◆ **THE EXERCISE**:
Count every line in the following entries where the word "Farmer" appears. Give the count alone.
*** INPUT FOR THIS TASK ***
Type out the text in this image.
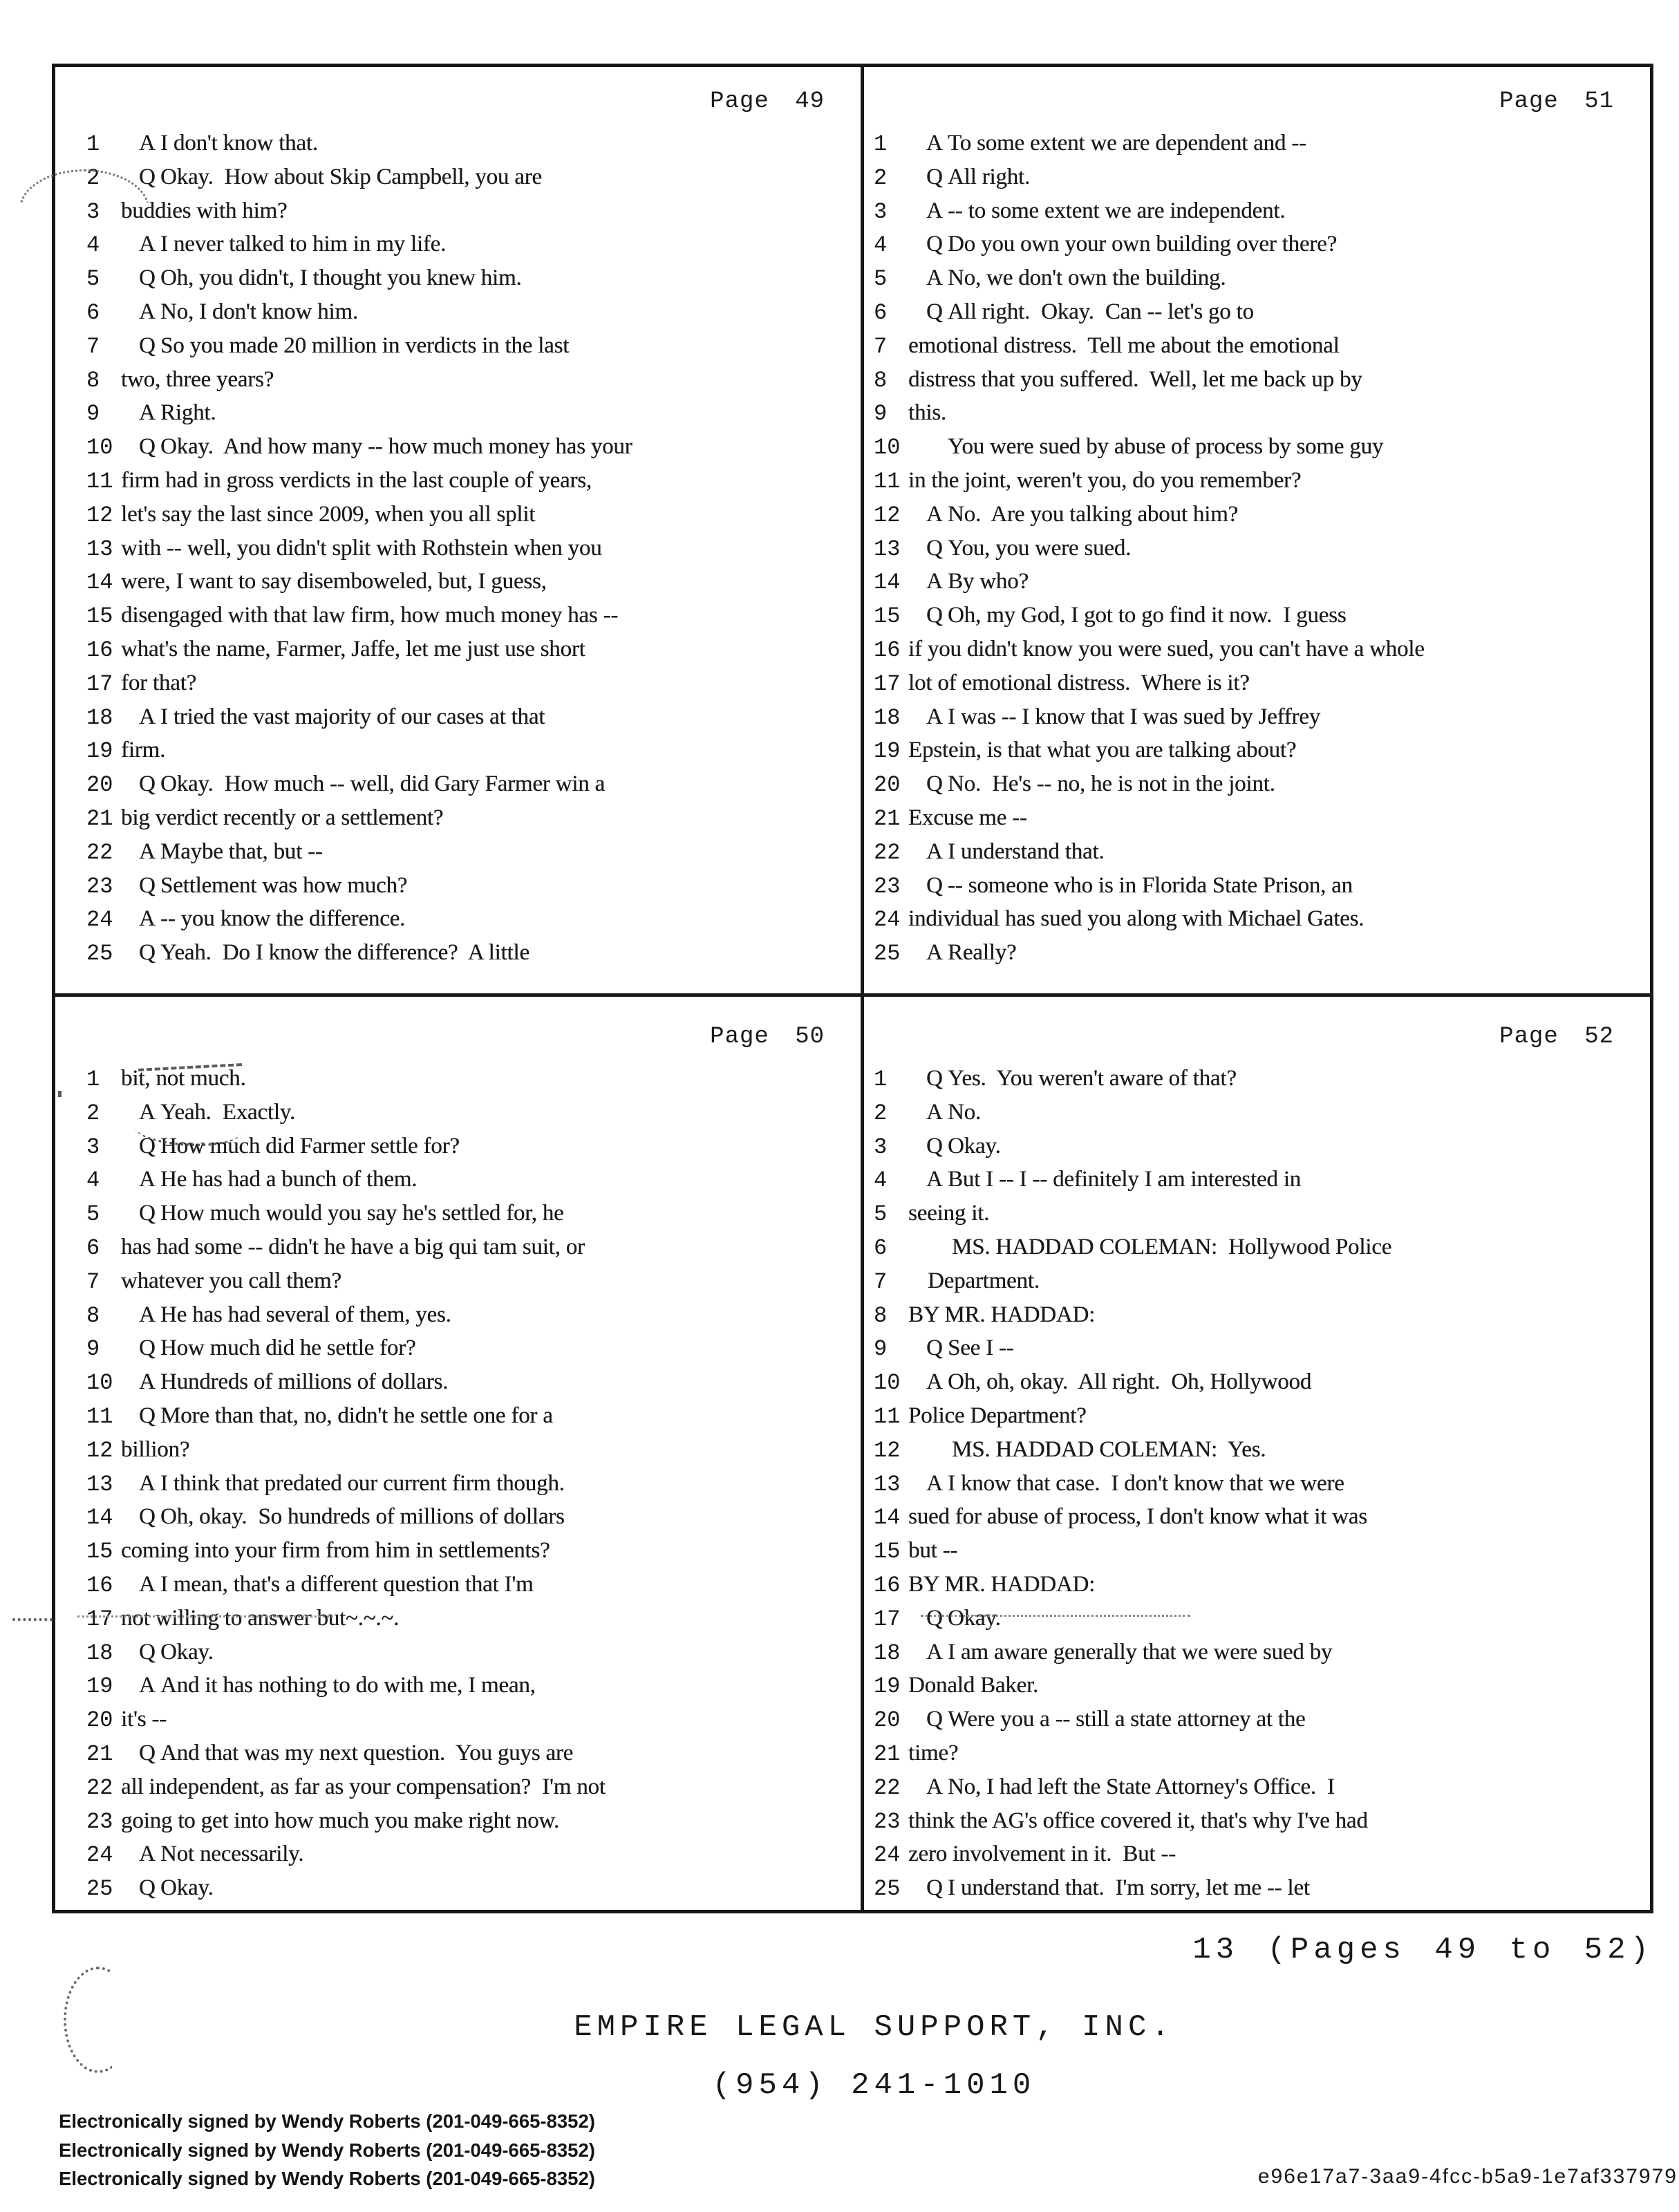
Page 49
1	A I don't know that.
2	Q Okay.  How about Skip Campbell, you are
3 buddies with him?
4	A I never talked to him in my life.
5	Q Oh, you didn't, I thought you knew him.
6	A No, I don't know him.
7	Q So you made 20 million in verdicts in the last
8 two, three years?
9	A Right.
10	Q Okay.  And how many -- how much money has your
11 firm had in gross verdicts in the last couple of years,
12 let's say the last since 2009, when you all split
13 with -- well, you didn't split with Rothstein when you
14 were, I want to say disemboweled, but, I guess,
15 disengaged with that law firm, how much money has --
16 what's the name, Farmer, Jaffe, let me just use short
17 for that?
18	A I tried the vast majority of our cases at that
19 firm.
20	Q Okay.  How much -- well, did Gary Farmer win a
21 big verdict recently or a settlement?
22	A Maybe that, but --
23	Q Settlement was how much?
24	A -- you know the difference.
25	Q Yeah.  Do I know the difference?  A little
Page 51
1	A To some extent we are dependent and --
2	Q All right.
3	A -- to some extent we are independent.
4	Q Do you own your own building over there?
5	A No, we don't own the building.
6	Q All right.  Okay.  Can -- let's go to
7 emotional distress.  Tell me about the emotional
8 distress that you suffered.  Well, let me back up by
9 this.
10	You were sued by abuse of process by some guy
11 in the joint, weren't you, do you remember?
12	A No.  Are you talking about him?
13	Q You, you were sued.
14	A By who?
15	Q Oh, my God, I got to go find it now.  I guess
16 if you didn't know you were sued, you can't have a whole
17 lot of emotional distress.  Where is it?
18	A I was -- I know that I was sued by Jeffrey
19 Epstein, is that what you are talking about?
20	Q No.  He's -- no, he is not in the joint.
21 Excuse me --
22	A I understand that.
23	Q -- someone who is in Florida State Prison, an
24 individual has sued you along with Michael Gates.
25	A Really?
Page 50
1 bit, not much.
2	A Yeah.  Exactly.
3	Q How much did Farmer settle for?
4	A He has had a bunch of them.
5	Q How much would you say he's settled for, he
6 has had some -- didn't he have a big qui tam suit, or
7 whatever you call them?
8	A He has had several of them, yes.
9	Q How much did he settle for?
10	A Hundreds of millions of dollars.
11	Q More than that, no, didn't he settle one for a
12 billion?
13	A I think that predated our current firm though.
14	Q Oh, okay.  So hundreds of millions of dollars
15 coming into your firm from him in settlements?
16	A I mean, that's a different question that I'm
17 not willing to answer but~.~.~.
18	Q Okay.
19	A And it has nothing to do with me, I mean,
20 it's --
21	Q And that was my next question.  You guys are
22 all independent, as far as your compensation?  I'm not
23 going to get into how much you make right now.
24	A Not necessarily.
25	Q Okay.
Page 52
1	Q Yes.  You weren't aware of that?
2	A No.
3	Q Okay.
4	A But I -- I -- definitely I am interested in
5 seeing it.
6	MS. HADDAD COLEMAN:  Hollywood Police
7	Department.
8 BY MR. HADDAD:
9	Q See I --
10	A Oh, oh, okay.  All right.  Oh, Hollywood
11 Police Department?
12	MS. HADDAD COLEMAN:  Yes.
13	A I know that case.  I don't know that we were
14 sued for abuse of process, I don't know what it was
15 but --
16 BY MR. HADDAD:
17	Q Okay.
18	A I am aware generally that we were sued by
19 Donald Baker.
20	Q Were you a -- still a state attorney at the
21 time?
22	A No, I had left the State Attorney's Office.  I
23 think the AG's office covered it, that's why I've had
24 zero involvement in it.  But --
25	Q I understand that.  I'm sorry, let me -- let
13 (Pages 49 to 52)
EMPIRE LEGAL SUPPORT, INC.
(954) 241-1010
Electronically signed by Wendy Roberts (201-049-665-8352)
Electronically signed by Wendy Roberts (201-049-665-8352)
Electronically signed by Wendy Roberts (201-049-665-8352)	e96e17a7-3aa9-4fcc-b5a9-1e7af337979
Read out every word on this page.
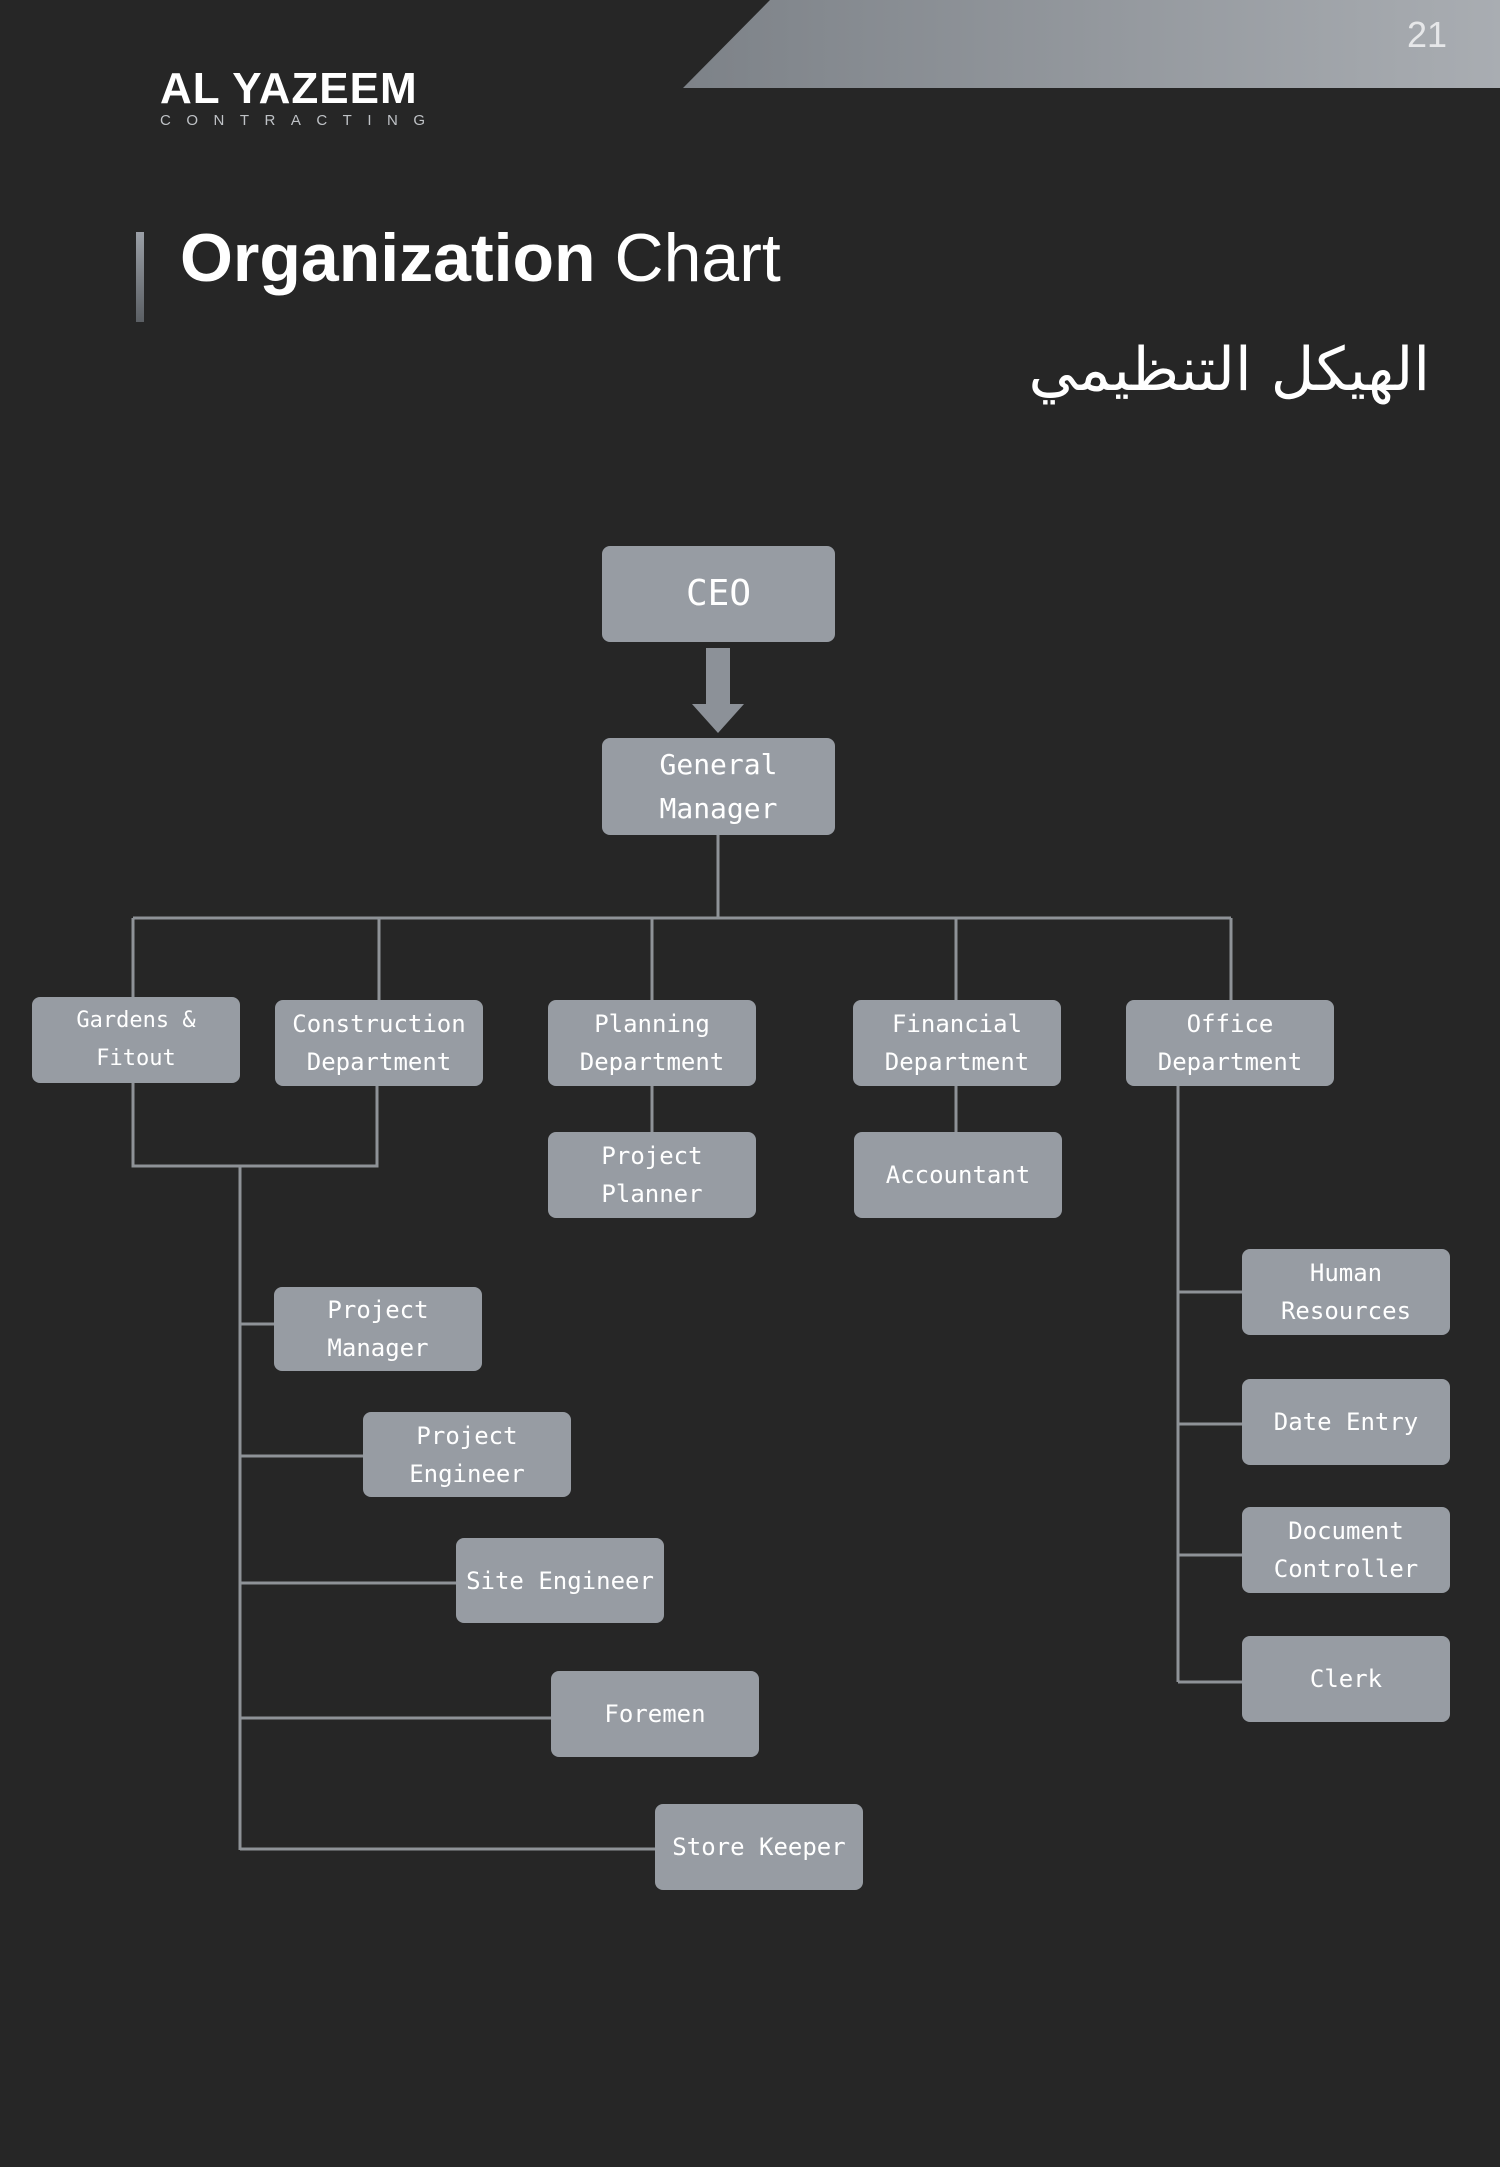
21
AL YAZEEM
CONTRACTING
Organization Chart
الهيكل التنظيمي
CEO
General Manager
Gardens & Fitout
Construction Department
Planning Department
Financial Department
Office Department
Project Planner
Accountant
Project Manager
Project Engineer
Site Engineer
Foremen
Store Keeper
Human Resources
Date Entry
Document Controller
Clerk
***
◆ **TASK RESULT**:
3